▶ MATERIALS PROVIDED
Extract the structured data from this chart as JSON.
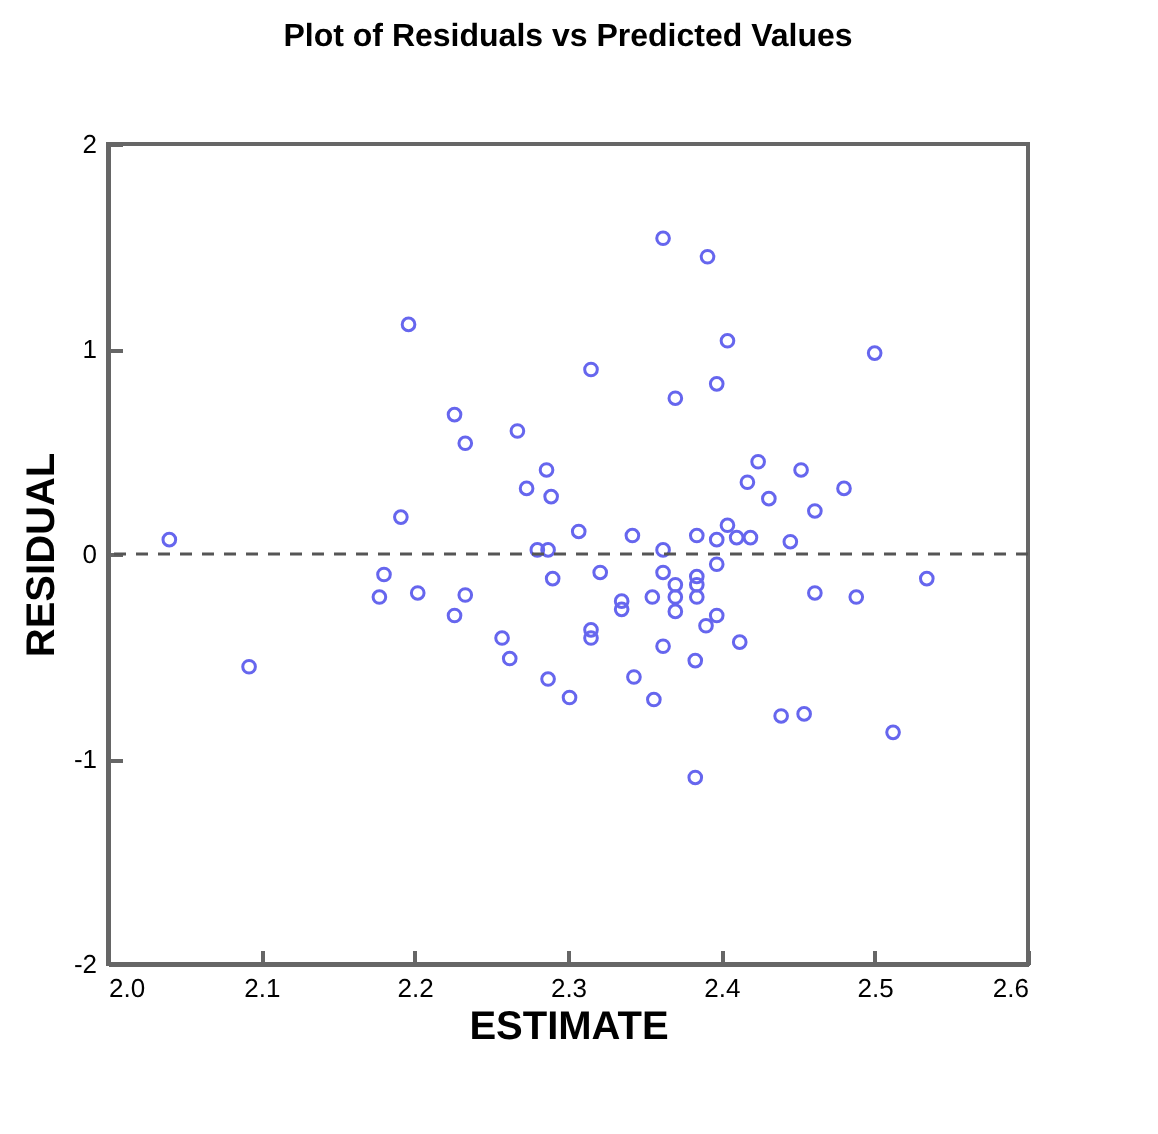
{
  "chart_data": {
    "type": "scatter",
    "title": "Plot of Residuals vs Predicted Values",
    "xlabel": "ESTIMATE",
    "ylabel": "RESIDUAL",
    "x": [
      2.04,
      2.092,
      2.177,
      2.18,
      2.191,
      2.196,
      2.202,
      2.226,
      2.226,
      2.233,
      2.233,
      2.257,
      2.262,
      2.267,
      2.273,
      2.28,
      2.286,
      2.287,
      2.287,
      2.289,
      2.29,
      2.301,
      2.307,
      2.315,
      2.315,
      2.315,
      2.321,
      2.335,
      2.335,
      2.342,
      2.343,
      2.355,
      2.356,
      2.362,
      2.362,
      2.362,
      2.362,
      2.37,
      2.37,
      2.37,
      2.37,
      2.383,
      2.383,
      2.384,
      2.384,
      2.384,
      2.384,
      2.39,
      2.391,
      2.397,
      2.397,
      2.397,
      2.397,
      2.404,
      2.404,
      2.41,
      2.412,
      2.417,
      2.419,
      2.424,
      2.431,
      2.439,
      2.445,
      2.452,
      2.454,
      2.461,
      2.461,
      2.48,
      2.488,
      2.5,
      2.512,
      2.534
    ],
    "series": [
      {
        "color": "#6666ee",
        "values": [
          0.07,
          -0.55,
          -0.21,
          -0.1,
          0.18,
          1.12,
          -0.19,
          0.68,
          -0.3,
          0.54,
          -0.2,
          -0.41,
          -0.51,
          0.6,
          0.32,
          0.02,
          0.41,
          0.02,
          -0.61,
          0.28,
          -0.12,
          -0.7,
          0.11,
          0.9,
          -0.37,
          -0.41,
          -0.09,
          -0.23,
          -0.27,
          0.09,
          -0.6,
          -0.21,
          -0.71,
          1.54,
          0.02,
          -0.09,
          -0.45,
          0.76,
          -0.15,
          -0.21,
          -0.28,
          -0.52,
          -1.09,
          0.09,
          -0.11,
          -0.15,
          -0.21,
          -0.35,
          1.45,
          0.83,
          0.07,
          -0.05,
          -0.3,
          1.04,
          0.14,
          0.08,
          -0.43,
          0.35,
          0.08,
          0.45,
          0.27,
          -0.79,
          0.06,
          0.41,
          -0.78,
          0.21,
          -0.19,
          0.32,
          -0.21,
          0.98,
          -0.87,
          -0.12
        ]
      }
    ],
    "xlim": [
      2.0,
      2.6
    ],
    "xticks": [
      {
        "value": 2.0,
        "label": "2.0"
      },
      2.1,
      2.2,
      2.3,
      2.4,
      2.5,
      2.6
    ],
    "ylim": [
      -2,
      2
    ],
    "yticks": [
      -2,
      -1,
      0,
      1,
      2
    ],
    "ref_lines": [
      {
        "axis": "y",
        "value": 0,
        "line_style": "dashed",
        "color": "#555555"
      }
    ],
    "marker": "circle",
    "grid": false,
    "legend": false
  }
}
* * *
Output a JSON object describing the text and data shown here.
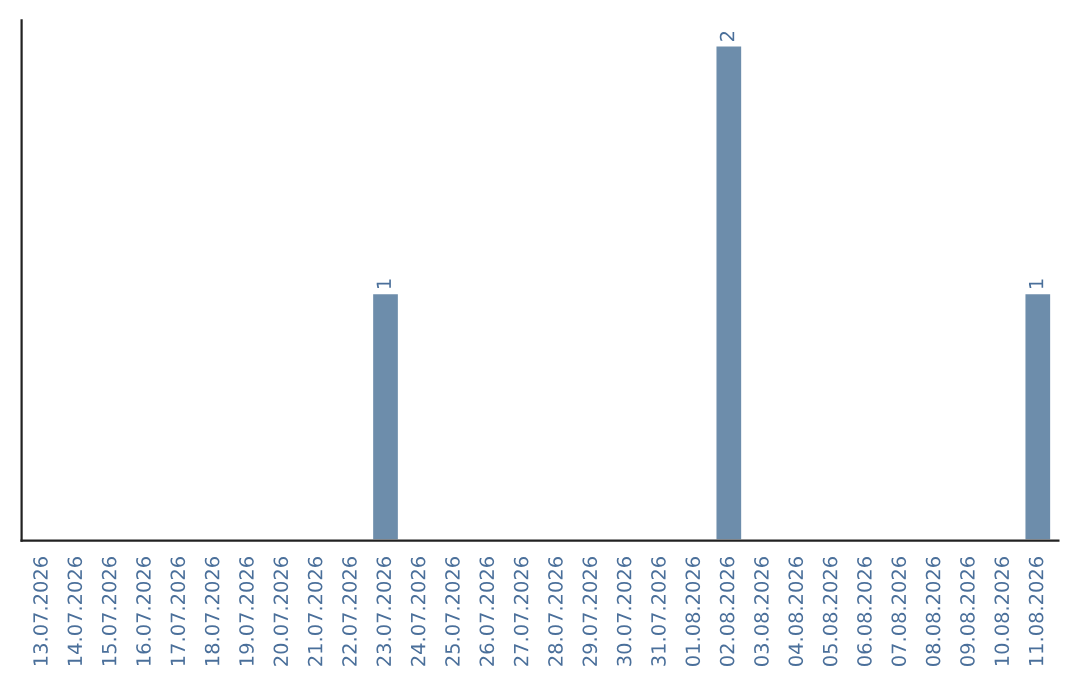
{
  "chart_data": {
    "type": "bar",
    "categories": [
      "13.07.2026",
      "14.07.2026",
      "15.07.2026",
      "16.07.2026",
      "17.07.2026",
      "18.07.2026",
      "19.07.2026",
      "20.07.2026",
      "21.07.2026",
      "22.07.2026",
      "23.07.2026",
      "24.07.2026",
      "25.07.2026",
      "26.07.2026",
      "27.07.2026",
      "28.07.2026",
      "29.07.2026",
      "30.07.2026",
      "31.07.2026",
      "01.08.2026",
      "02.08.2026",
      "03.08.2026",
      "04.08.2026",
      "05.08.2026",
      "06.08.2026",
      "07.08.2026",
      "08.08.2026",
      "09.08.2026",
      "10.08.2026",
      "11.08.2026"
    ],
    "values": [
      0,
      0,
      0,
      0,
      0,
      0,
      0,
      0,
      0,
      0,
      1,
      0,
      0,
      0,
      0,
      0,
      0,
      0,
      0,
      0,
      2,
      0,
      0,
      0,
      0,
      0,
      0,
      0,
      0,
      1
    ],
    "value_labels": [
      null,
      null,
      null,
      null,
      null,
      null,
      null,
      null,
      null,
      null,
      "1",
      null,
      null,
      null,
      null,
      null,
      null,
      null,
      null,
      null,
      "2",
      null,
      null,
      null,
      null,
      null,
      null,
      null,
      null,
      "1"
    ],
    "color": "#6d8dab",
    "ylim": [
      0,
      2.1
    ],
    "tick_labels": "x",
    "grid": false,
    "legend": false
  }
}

▶ PROBLEM STATEMENT
Collect the lines that hold "color".

▶ EXERCISE SOLUTION
        "color": "#6666ee",
        "color": "#555555"
    "color": "#6d8dab",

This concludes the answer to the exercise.